** START Records for this task **

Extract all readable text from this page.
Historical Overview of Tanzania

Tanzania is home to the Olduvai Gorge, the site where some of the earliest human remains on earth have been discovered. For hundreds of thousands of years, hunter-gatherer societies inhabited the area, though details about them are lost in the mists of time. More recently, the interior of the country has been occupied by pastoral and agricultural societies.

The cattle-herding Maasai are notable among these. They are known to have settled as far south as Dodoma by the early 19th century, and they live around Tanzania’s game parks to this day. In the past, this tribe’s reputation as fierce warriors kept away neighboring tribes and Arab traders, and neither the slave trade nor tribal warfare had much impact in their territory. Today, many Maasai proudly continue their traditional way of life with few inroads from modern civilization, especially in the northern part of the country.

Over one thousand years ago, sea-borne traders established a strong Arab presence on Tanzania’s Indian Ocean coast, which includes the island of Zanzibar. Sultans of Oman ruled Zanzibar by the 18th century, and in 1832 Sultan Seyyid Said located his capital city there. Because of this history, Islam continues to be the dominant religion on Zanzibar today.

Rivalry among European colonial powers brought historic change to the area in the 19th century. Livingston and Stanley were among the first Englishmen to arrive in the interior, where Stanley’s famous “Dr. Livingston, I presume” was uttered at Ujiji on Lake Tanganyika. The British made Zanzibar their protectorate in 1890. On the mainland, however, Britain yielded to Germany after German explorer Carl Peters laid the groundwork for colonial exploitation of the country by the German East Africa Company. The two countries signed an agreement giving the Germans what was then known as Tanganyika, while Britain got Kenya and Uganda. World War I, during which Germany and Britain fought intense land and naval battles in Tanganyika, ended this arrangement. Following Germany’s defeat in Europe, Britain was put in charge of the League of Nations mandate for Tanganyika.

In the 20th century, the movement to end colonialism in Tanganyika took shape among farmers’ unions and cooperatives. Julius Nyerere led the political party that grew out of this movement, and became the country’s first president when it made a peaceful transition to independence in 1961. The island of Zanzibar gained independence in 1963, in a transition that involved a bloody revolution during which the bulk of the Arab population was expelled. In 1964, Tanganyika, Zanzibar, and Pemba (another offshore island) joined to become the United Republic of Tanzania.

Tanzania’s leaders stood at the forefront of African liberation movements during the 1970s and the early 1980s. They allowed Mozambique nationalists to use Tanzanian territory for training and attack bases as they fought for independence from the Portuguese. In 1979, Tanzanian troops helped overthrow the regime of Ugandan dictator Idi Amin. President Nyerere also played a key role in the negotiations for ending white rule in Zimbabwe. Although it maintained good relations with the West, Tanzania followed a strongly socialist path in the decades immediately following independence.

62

** END Records for this task **
** START Records for this task **

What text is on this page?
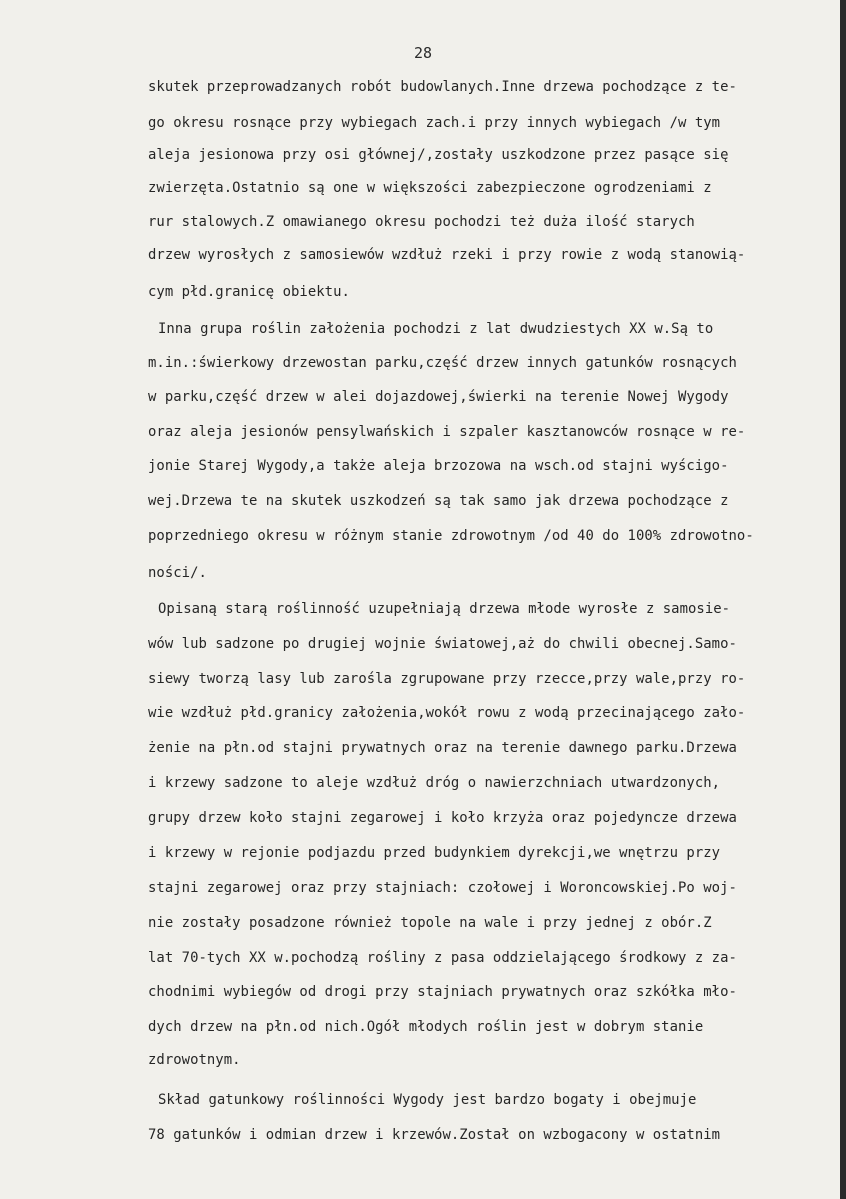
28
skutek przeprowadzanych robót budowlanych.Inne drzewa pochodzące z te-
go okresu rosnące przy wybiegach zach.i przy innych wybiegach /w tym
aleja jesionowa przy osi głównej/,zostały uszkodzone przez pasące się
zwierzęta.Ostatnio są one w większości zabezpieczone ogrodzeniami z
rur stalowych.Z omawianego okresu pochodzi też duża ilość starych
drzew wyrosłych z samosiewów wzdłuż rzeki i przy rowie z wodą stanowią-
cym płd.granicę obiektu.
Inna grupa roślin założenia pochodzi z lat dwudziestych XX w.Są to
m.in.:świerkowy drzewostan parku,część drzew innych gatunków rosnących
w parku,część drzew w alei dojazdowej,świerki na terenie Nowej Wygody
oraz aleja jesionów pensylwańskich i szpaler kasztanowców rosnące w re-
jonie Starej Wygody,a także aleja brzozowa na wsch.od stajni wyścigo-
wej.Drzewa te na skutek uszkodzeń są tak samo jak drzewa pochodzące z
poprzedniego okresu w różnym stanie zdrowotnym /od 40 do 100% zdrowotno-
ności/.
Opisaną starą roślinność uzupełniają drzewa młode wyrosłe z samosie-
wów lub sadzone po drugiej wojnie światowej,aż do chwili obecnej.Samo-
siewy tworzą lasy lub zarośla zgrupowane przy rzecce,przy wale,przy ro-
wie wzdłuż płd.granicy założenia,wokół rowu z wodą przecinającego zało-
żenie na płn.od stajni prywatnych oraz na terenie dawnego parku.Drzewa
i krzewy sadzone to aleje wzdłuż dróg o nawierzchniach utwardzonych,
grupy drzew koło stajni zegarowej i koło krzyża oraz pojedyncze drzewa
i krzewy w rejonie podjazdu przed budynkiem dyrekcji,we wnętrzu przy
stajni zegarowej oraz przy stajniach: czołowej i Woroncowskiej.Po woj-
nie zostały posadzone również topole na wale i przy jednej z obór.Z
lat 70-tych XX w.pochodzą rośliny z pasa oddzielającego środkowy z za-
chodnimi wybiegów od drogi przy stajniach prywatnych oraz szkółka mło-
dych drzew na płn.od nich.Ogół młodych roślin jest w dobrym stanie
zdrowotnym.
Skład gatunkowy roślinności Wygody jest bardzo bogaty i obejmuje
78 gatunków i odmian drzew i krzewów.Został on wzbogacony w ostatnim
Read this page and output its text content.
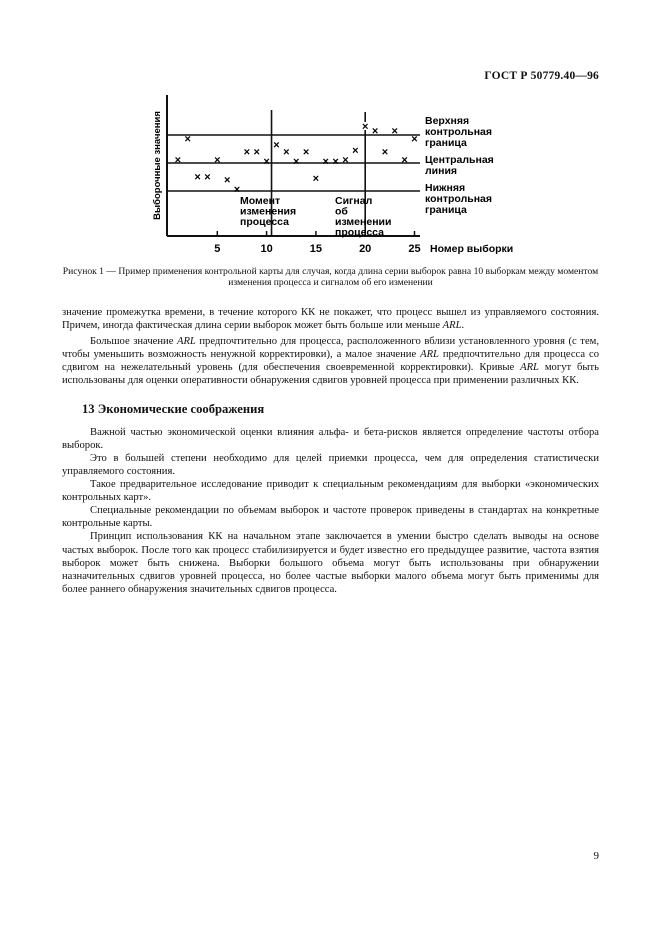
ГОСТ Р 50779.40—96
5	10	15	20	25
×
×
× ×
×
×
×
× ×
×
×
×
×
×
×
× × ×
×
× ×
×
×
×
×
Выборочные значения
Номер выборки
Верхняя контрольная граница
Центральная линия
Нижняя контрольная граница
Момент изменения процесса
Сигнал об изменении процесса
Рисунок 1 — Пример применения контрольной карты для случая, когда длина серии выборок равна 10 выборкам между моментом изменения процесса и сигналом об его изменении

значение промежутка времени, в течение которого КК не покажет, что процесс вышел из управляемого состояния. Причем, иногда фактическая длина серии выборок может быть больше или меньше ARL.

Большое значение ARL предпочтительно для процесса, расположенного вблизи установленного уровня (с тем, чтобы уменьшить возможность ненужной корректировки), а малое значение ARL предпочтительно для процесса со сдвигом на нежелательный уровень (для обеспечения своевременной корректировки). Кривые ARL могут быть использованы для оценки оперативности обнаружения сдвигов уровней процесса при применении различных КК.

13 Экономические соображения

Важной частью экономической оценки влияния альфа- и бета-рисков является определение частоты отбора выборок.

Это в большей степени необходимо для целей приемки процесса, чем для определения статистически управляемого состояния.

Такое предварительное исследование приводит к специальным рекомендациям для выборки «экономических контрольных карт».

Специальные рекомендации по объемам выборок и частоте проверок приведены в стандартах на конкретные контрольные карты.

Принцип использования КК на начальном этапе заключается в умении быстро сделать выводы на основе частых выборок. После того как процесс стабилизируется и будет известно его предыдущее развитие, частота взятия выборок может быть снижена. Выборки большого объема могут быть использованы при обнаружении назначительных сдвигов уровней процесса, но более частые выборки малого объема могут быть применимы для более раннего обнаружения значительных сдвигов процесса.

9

** END Records for this task **
** START Records for this task **

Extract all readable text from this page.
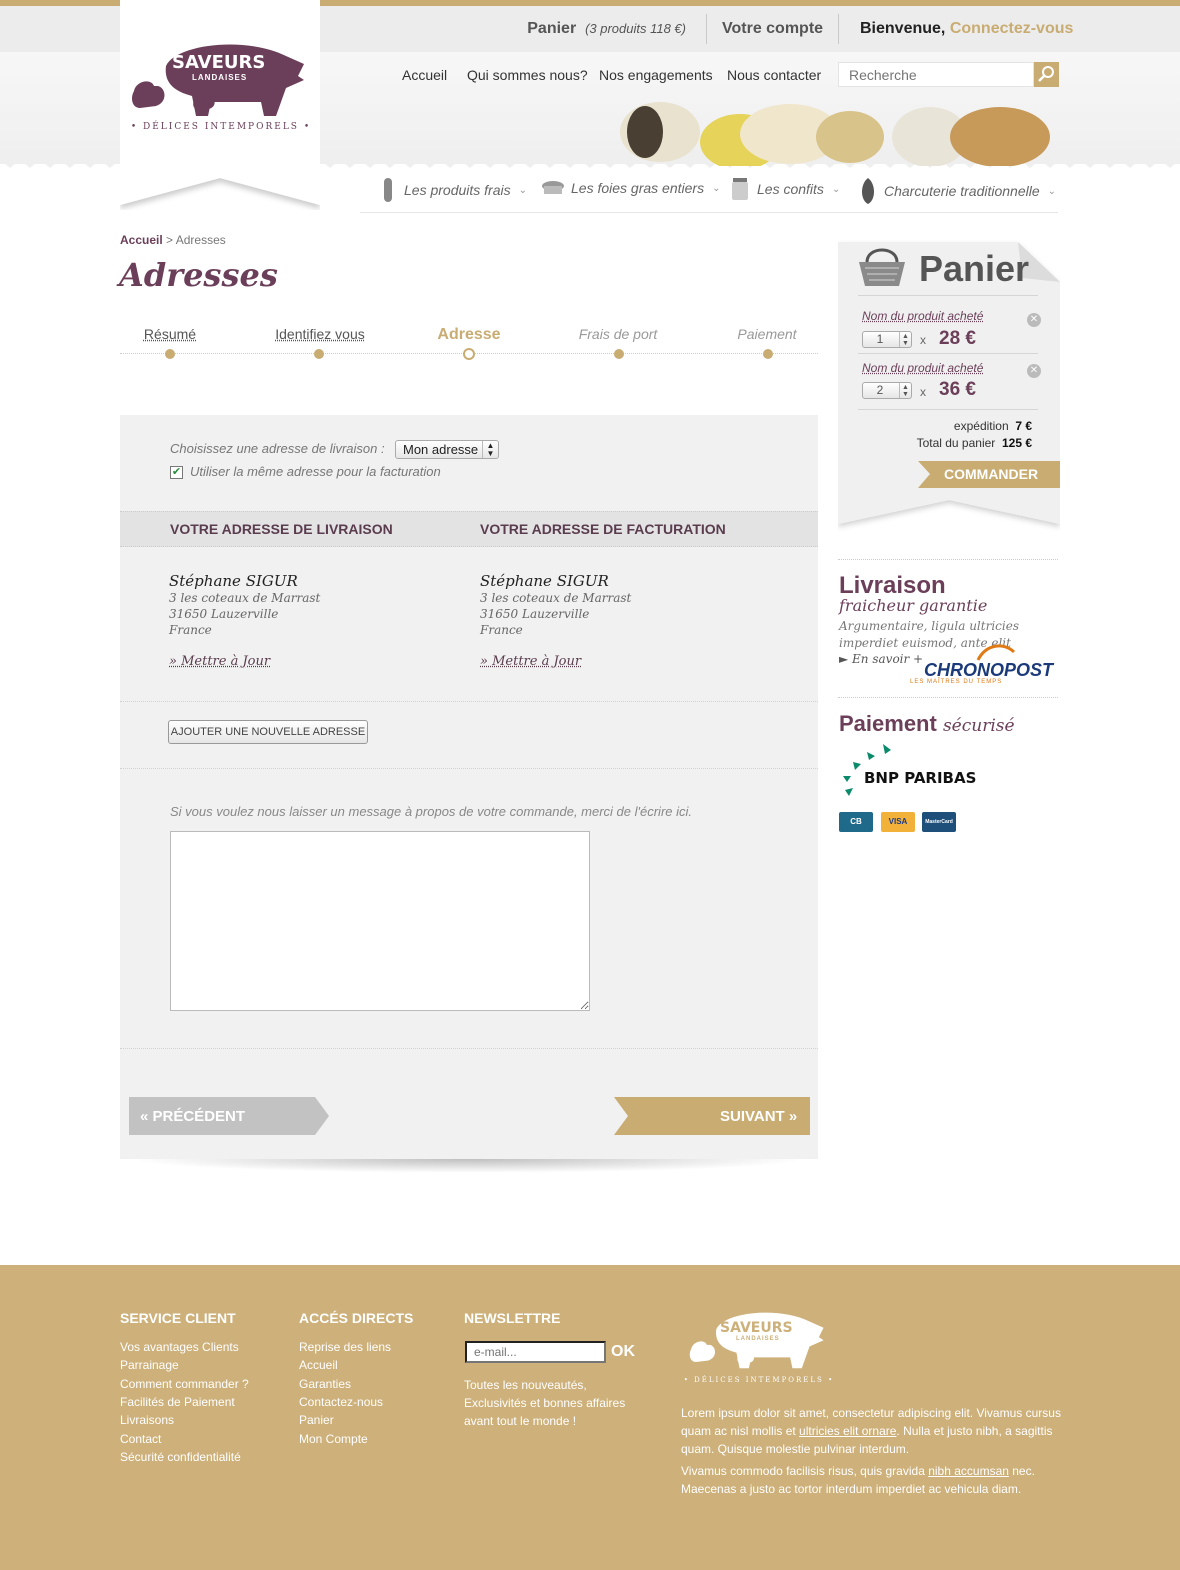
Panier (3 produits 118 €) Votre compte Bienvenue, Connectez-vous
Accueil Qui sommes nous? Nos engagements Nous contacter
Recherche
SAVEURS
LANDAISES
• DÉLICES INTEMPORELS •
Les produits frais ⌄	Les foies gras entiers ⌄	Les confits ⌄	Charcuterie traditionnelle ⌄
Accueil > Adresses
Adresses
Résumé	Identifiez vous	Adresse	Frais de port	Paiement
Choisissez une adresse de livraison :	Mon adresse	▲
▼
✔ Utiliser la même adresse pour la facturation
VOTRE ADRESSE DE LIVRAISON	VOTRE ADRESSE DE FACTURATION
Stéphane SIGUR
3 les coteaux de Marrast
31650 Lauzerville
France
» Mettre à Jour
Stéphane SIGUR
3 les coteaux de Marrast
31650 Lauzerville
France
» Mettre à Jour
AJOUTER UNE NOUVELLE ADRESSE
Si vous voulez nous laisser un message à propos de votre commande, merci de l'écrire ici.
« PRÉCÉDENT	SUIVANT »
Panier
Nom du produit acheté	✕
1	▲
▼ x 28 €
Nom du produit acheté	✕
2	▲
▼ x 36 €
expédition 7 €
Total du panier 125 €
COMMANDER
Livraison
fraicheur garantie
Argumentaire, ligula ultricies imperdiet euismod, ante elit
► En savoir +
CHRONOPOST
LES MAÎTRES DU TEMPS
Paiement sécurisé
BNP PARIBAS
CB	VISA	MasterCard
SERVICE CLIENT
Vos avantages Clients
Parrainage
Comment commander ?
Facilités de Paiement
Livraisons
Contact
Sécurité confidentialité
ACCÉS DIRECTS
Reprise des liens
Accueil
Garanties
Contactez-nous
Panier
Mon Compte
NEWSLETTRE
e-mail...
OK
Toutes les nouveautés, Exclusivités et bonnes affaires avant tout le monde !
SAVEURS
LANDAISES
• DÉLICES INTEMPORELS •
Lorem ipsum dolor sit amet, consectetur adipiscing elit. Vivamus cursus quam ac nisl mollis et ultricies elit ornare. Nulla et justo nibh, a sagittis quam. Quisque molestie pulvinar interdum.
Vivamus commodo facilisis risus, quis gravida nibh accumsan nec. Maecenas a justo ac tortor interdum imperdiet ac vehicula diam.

** END Records for this task **

▸ **Task statement**
Extract lines where the string "карты" occurs.

▸ **Full solution**
Рисунок 1 — Пример применения контрольной карты для случая, когда длина серии выборок равна 10 выборкам между моментом изменения процесса и сигналом об его изменении
Специальные рекомендации по объемам выборок и частоте проверок приведены в стандартах на конкретные контрольные карты.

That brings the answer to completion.